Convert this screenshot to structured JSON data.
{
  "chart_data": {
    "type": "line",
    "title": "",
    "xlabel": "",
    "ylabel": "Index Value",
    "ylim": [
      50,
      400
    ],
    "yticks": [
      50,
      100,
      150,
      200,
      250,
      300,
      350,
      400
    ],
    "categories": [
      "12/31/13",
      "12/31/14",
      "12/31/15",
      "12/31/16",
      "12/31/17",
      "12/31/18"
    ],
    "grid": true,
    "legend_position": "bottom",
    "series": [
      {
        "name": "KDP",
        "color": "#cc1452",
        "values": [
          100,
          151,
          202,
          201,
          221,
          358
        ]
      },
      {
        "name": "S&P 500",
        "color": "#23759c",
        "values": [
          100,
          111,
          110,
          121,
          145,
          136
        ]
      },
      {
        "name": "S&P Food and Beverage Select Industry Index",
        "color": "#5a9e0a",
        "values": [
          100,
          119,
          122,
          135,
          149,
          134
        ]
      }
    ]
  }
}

________

From the first line to the last, please quote the material above exactly.

Convert this screenshot to structured JSON data.
{
  "chart_data": {
    "type": "line",
    "title": "",
    "xlabel": "",
    "ylabel": "Index Value",
    "ylim": [
      50,
      400
    ],
    "yticks": [
      50,
      100,
      150,
      200,
      250,
      300,
      350,
      400
    ],
    "categories": [
      "12/31/13",
      "12/31/14",
      "12/31/15",
      "12/31/16",
      "12/31/17",
      "12/31/18"
    ],
    "grid": true,
    "legend_position": "bottom",
    "series": [
      {
        "name": "KDP",
        "color": "#cc1452",
        "values": [
          100,
          151,
          202,
          201,
          221,
          358
        ]
      },
      {
        "name": "S&P 500",
        "color": "#23759c",
        "values": [
          100,
          111,
          110,
          121,
          145,
          136
        ]
      },
      {
        "name": "S&P Food and Beverage Select Industry Index",
        "color": "#5a9e0a",
        "values": [
          100,
          119,
          122,
          135,
          149,
          134
        ]
      }
    ]
  }
}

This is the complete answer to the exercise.